◆ Problem to solve: Gather all lines in the entries below that include the word "https".

◆ Supplied data:
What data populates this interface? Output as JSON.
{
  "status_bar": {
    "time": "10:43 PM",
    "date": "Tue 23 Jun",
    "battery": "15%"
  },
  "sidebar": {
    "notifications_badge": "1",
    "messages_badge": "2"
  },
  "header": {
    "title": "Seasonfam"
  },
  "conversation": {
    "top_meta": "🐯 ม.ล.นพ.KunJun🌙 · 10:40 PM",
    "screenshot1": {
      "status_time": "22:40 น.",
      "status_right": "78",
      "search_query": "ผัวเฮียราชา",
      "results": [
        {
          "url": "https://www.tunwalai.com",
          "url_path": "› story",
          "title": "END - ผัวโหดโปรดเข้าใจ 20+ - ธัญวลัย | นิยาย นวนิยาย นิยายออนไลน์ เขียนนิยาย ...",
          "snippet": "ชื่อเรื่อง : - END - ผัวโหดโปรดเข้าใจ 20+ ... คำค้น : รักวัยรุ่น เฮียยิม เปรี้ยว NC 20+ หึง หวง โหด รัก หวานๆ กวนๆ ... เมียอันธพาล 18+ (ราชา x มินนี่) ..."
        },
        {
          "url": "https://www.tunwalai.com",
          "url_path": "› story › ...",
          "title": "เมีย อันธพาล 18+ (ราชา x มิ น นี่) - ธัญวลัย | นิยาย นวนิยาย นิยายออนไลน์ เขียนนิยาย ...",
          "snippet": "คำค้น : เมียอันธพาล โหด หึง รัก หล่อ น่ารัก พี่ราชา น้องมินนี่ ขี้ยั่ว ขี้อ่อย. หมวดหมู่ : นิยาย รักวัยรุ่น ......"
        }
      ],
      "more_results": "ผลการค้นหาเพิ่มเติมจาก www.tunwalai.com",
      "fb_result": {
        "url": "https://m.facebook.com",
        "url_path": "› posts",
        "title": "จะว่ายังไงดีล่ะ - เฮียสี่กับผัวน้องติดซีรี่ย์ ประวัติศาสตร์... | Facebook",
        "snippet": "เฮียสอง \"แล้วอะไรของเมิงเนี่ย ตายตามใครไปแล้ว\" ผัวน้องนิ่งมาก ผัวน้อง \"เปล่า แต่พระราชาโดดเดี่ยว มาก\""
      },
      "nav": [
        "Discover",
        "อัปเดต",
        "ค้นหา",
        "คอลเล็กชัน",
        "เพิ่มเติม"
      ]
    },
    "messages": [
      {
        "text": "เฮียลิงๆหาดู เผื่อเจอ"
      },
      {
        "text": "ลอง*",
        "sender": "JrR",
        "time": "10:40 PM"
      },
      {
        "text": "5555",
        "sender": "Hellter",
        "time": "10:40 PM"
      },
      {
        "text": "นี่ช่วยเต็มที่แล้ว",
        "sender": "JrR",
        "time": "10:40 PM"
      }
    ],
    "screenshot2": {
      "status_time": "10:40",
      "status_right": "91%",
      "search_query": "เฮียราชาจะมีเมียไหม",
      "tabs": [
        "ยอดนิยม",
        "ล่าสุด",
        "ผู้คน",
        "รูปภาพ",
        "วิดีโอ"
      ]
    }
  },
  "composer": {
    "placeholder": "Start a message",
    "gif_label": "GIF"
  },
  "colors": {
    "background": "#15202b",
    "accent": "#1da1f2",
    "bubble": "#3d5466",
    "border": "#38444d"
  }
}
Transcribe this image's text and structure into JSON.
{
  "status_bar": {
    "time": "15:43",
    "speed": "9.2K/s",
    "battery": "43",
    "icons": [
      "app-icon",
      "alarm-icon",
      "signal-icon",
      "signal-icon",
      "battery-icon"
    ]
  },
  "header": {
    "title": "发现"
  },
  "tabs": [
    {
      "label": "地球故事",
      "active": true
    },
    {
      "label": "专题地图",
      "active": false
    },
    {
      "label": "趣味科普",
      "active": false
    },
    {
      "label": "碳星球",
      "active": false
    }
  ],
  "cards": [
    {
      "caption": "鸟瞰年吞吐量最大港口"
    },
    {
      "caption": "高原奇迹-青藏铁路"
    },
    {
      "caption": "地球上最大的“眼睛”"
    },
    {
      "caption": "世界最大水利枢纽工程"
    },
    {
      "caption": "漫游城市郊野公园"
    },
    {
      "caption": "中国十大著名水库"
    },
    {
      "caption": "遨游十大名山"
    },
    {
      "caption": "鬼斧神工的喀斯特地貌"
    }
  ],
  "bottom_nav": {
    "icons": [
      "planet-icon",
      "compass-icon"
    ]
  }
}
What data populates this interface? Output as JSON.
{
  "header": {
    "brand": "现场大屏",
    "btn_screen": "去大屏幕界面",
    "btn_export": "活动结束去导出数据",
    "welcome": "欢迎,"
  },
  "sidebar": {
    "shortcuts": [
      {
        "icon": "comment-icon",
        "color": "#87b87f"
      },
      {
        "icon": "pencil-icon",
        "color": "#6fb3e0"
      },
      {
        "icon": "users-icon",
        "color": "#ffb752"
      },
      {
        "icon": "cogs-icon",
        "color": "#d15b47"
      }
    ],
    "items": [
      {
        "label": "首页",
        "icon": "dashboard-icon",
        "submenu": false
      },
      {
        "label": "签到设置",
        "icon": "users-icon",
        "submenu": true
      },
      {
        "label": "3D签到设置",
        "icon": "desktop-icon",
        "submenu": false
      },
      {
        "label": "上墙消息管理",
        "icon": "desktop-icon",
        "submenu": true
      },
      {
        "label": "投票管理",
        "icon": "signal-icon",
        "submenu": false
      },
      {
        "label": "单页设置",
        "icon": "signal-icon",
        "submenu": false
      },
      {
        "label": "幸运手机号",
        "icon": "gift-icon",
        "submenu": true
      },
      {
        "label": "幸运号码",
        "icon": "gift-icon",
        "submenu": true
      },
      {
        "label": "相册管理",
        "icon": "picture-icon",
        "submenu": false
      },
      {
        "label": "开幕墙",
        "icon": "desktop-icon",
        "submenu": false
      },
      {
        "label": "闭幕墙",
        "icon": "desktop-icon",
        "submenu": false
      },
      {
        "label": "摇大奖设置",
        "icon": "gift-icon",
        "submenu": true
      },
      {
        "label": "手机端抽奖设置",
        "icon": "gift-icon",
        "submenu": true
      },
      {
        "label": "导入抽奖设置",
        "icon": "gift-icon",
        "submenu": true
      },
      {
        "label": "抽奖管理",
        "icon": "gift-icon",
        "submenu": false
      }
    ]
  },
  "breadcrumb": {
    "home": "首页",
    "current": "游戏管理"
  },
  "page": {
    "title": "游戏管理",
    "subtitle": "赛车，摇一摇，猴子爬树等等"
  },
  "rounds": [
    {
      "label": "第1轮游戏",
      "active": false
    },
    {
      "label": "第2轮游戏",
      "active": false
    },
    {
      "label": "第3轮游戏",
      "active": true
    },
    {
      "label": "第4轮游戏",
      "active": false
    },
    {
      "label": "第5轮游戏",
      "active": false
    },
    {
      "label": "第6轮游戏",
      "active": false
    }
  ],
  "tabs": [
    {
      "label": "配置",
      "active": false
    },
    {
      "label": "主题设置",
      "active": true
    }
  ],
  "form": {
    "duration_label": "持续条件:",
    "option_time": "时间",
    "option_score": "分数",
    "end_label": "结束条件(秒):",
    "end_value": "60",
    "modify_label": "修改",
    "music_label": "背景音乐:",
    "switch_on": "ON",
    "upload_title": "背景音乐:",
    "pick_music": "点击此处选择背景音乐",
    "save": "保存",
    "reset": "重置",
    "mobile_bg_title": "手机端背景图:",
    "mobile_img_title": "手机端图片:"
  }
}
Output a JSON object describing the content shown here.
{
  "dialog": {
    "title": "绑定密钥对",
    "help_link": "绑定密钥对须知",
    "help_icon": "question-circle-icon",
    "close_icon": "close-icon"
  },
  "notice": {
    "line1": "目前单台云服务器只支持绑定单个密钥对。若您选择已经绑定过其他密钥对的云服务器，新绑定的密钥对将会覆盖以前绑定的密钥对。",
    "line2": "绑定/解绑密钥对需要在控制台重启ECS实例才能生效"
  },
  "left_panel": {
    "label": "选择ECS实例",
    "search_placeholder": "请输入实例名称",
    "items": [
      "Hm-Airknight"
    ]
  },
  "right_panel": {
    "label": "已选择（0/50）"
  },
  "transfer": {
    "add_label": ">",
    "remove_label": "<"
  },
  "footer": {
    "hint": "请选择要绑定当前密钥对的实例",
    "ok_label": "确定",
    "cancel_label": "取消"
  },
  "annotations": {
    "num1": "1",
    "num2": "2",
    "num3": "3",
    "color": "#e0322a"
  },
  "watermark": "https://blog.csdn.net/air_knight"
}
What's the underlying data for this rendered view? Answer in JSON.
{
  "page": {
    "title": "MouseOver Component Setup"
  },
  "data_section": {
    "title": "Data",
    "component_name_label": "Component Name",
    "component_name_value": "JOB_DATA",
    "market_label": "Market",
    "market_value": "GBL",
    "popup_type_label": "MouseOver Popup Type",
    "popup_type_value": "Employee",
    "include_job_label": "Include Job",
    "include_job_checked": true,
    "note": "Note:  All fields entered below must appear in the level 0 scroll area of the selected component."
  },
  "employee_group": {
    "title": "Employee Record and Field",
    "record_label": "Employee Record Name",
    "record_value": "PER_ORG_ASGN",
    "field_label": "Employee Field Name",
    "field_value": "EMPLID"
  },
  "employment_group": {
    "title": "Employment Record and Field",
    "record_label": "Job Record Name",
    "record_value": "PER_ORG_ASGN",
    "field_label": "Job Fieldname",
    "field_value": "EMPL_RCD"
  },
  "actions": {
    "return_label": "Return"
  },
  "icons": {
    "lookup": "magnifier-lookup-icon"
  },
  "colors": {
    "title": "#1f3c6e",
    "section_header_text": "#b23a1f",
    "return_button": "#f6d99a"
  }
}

◆ Answer to the task:
          "url": "https://www.tunwalai.com",
          "url": "https://www.tunwalai.com",
        "url": "https://m.facebook.com",
  "watermark": "https://blog.csdn.net/air_knight"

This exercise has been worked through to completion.